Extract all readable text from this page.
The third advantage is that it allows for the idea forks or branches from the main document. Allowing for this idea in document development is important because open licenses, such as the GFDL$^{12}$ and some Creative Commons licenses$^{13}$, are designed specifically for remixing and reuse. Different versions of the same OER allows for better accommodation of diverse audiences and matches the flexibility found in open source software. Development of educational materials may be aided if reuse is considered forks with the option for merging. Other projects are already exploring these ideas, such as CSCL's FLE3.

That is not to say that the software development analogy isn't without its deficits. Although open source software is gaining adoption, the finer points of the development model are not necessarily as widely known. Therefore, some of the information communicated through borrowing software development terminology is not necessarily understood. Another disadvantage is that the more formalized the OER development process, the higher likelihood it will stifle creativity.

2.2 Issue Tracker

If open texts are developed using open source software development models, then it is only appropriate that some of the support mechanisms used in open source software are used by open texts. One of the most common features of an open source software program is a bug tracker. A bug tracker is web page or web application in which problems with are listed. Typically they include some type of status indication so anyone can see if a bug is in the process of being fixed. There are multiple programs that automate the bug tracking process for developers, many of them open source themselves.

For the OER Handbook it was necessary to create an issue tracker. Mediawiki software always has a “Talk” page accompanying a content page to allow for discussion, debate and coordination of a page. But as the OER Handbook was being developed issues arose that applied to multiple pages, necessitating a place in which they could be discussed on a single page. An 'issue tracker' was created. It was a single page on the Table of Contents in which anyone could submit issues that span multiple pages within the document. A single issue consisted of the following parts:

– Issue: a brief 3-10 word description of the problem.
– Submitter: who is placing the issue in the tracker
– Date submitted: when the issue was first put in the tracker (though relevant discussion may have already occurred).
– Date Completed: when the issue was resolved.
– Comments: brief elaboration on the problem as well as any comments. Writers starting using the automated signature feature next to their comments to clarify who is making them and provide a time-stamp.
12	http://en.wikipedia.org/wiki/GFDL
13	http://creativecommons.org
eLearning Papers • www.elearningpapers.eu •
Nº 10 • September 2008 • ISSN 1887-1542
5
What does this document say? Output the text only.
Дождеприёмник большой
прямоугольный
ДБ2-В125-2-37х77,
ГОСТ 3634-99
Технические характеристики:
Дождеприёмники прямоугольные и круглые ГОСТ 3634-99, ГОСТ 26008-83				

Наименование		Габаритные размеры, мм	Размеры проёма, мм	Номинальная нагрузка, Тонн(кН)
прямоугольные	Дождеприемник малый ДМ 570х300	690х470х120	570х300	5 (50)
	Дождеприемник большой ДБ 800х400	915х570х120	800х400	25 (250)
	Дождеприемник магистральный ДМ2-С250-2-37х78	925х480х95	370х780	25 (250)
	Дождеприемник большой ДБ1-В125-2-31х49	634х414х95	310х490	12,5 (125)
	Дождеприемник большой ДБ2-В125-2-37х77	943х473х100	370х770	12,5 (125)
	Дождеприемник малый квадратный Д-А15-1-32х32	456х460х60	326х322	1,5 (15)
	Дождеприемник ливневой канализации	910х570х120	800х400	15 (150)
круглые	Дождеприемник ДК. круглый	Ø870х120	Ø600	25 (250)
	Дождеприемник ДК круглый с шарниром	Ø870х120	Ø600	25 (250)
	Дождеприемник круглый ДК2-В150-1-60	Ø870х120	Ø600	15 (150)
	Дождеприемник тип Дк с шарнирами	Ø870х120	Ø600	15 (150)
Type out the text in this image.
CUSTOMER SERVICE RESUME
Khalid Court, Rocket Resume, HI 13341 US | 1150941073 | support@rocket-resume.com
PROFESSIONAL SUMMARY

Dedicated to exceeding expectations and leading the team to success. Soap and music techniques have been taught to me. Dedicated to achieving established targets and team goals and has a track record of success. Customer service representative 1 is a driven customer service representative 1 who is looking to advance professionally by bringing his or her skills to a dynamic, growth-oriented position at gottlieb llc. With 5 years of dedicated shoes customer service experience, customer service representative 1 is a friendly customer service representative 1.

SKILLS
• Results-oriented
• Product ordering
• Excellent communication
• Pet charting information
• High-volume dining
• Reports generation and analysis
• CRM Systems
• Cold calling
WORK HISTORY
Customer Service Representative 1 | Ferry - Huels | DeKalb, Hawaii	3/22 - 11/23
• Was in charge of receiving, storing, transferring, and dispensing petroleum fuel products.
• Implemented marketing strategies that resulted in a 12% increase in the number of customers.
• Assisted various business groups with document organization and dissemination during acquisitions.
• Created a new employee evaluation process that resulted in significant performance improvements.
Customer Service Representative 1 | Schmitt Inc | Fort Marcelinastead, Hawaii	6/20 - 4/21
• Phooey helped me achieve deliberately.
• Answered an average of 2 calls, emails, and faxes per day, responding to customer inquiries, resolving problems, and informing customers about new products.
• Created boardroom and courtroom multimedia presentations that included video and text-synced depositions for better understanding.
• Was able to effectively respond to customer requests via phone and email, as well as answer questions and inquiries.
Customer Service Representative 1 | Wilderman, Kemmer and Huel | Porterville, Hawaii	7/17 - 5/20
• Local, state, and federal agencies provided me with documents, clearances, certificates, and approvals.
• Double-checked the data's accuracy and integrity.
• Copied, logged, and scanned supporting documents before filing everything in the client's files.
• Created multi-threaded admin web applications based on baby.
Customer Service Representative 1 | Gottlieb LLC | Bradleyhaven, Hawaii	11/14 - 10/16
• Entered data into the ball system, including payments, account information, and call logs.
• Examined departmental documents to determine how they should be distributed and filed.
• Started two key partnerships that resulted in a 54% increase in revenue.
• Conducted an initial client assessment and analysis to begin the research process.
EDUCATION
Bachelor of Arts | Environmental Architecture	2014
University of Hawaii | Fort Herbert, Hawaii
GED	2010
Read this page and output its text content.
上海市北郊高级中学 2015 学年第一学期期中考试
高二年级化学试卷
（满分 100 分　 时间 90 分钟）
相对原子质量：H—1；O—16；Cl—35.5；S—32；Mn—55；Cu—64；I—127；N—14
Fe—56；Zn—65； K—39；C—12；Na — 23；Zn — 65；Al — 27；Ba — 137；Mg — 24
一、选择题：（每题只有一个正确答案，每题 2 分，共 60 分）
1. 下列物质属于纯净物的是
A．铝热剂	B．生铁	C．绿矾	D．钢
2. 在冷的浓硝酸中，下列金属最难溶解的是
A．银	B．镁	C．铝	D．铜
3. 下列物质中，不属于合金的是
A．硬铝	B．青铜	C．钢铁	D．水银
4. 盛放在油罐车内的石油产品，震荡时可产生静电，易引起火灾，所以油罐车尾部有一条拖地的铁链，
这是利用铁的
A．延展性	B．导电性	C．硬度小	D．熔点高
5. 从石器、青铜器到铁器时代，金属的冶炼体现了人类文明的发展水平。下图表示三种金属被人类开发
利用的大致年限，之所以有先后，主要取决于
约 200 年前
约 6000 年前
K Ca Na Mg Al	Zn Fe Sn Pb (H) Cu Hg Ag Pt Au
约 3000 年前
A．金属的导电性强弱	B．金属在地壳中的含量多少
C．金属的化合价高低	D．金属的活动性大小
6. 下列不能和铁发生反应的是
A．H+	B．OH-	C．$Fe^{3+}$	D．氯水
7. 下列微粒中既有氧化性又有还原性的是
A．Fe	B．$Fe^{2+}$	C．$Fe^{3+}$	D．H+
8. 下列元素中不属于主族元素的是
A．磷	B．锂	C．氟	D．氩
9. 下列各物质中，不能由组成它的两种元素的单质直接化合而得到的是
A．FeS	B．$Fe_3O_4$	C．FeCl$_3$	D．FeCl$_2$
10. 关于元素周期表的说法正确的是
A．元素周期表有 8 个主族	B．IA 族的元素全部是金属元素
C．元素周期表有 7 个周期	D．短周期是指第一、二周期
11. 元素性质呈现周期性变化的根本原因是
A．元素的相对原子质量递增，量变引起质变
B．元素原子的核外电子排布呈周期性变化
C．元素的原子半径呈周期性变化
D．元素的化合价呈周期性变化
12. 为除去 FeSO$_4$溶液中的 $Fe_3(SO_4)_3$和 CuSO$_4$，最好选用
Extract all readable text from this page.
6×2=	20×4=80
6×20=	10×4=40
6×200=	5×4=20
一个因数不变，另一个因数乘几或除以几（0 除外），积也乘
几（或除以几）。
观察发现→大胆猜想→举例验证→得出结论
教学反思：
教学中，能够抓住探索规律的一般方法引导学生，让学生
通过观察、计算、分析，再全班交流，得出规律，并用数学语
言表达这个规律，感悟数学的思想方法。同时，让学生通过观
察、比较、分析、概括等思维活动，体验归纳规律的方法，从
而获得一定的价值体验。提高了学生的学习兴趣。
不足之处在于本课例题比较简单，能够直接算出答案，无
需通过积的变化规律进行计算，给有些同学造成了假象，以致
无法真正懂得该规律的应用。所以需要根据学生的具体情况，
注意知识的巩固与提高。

────────────────

Aim:
Look through the records and gather every line containing "developed".

Correct response:
If open texts are developed using open source software development models, then it is only appropriate that some of the support mechanisms used in open source software are used by open texts. One of the most common features of an open source software program is a bug tracker. A bug tracker is web page or web application in which problems with are listed. Typically they include some type of status indication so anyone can see if a bug is in the process of being fixed. There are multiple programs that automate the bug tracking process for developers, many of them open source themselves.
For the OER Handbook it was necessary to create an issue tracker. Mediawiki software always has a “Talk” page accompanying a content page to allow for discussion, debate and coordination of a page. But as the OER Handbook was being developed issues arose that applied to multiple pages, necessitating a place in which they could be discussed on a single page. An 'issue tracker' was created. It was a single page on the Table of Contents in which anyone could submit issues that span multiple pages within the document. A single issue consisted of the following parts:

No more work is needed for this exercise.